WRITTEN REQUEST –
Word for word, print each line of the listing below; pictures stay out.

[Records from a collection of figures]
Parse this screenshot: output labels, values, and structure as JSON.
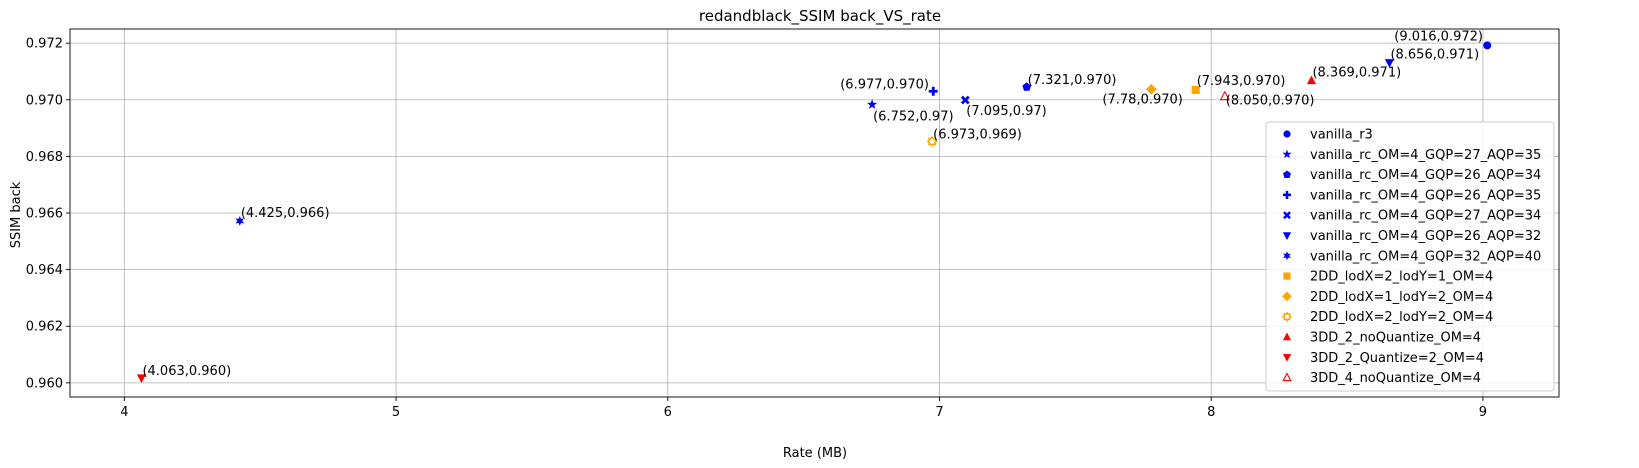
{
  "chart_data": {
    "type": "scatter",
    "title": "redandblack_SSIM back_VS_rate",
    "xlabel": "Rate (MB)",
    "ylabel": "SSIM back",
    "xlim": [
      3.8,
      9.28
    ],
    "ylim": [
      0.9595,
      0.9725
    ],
    "grid": true,
    "legend_position": "lower-right",
    "xticks": [
      4,
      5,
      6,
      7,
      8,
      9
    ],
    "xtick_labels": [
      "4",
      "5",
      "6",
      "7",
      "8",
      "9"
    ],
    "yticks": [
      0.96,
      0.962,
      0.964,
      0.966,
      0.968,
      0.97,
      0.972
    ],
    "ytick_labels": [
      "0.960",
      "0.962",
      "0.964",
      "0.966",
      "0.968",
      "0.970",
      "0.972"
    ],
    "series": [
      {
        "name": "vanilla_r3",
        "marker": "circle",
        "color": "#0000ff",
        "x": 9.016,
        "y": 0.97192,
        "label": "(9.016,0.972)"
      },
      {
        "name": "vanilla_rc_OM=4_GQP=27_AQP=35",
        "marker": "star",
        "color": "#0000ff",
        "x": 6.752,
        "y": 0.96983,
        "label": "(6.752,0.97)"
      },
      {
        "name": "vanilla_rc_OM=4_GQP=26_AQP=34",
        "marker": "pentagon",
        "color": "#0000ff",
        "x": 7.321,
        "y": 0.97045,
        "label": "(7.321,0.970)"
      },
      {
        "name": "vanilla_rc_OM=4_GQP=26_AQP=35",
        "marker": "plus",
        "color": "#0000ff",
        "x": 6.977,
        "y": 0.9703,
        "label": "(6.977,0.970)"
      },
      {
        "name": "vanilla_rc_OM=4_GQP=27_AQP=34",
        "marker": "x",
        "color": "#0000ff",
        "x": 7.095,
        "y": 0.96999,
        "label": "(7.095,0.97)"
      },
      {
        "name": "vanilla_rc_OM=4_GQP=26_AQP=32",
        "marker": "triangle-down",
        "color": "#0000ff",
        "x": 8.656,
        "y": 0.97131,
        "label": "(8.656,0.971)"
      },
      {
        "name": "vanilla_rc_OM=4_GQP=32_AQP=40",
        "marker": "asterisk",
        "color": "#0000ff",
        "x": 4.425,
        "y": 0.96572,
        "label": "(4.425,0.966)"
      },
      {
        "name": "2DD_lodX=2_lodY=1_OM=4",
        "marker": "square",
        "color": "#ffa500",
        "x": 7.943,
        "y": 0.97035,
        "label": "(7.943,0.970)"
      },
      {
        "name": "2DD_lodX=1_lodY=2_OM=4",
        "marker": "diamond",
        "color": "#ffa500",
        "x": 7.78,
        "y": 0.97037,
        "label": "(7.78,0.970)"
      },
      {
        "name": "2DD_lodX=2_lodY=2_OM=4",
        "marker": "octagon-open",
        "color": "#ffa500",
        "x": 6.973,
        "y": 0.96853,
        "label": "(6.973,0.969)"
      },
      {
        "name": "3DD_2_noQuantize_OM=4",
        "marker": "triangle-up",
        "color": "#ff0000",
        "x": 8.369,
        "y": 0.97068,
        "label": "(8.369,0.971)"
      },
      {
        "name": "3DD_2_Quantize=2_OM=4",
        "marker": "triangle-down",
        "color": "#ff0000",
        "x": 4.063,
        "y": 0.96017,
        "label": "(4.063,0.960)"
      },
      {
        "name": "3DD_4_noQuantize_OM=4",
        "marker": "triangle-up-open",
        "color": "#ff0000",
        "x": 8.05,
        "y": 0.97012,
        "label": "(8.050,0.970)"
      }
    ]
  }
}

TASK SOLUTION –
Parse this screenshot: output labels, values, and structure as JSON.
{
  "chart_data": {
    "type": "scatter",
    "title": "redandblack_SSIM back_VS_rate",
    "xlabel": "Rate (MB)",
    "ylabel": "SSIM back",
    "xlim": [
      3.8,
      9.28
    ],
    "ylim": [
      0.9595,
      0.9725
    ],
    "grid": true,
    "legend_position": "lower-right",
    "xticks": [
      4,
      5,
      6,
      7,
      8,
      9
    ],
    "xtick_labels": [
      "4",
      "5",
      "6",
      "7",
      "8",
      "9"
    ],
    "yticks": [
      0.96,
      0.962,
      0.964,
      0.966,
      0.968,
      0.97,
      0.972
    ],
    "ytick_labels": [
      "0.960",
      "0.962",
      "0.964",
      "0.966",
      "0.968",
      "0.970",
      "0.972"
    ],
    "series": [
      {
        "name": "vanilla_r3",
        "marker": "circle",
        "color": "#0000ff",
        "x": 9.016,
        "y": 0.97192,
        "label": "(9.016,0.972)"
      },
      {
        "name": "vanilla_rc_OM=4_GQP=27_AQP=35",
        "marker": "star",
        "color": "#0000ff",
        "x": 6.752,
        "y": 0.96983,
        "label": "(6.752,0.97)"
      },
      {
        "name": "vanilla_rc_OM=4_GQP=26_AQP=34",
        "marker": "pentagon",
        "color": "#0000ff",
        "x": 7.321,
        "y": 0.97045,
        "label": "(7.321,0.970)"
      },
      {
        "name": "vanilla_rc_OM=4_GQP=26_AQP=35",
        "marker": "plus",
        "color": "#0000ff",
        "x": 6.977,
        "y": 0.9703,
        "label": "(6.977,0.970)"
      },
      {
        "name": "vanilla_rc_OM=4_GQP=27_AQP=34",
        "marker": "x",
        "color": "#0000ff",
        "x": 7.095,
        "y": 0.96999,
        "label": "(7.095,0.97)"
      },
      {
        "name": "vanilla_rc_OM=4_GQP=26_AQP=32",
        "marker": "triangle-down",
        "color": "#0000ff",
        "x": 8.656,
        "y": 0.97131,
        "label": "(8.656,0.971)"
      },
      {
        "name": "vanilla_rc_OM=4_GQP=32_AQP=40",
        "marker": "asterisk",
        "color": "#0000ff",
        "x": 4.425,
        "y": 0.96572,
        "label": "(4.425,0.966)"
      },
      {
        "name": "2DD_lodX=2_lodY=1_OM=4",
        "marker": "square",
        "color": "#ffa500",
        "x": 7.943,
        "y": 0.97035,
        "label": "(7.943,0.970)"
      },
      {
        "name": "2DD_lodX=1_lodY=2_OM=4",
        "marker": "diamond",
        "color": "#ffa500",
        "x": 7.78,
        "y": 0.97037,
        "label": "(7.78,0.970)"
      },
      {
        "name": "2DD_lodX=2_lodY=2_OM=4",
        "marker": "octagon-open",
        "color": "#ffa500",
        "x": 6.973,
        "y": 0.96853,
        "label": "(6.973,0.969)"
      },
      {
        "name": "3DD_2_noQuantize_OM=4",
        "marker": "triangle-up",
        "color": "#ff0000",
        "x": 8.369,
        "y": 0.97068,
        "label": "(8.369,0.971)"
      },
      {
        "name": "3DD_2_Quantize=2_OM=4",
        "marker": "triangle-down",
        "color": "#ff0000",
        "x": 4.063,
        "y": 0.96017,
        "label": "(4.063,0.960)"
      },
      {
        "name": "3DD_4_noQuantize_OM=4",
        "marker": "triangle-up-open",
        "color": "#ff0000",
        "x": 8.05,
        "y": 0.97012,
        "label": "(8.050,0.970)"
      }
    ]
  }
}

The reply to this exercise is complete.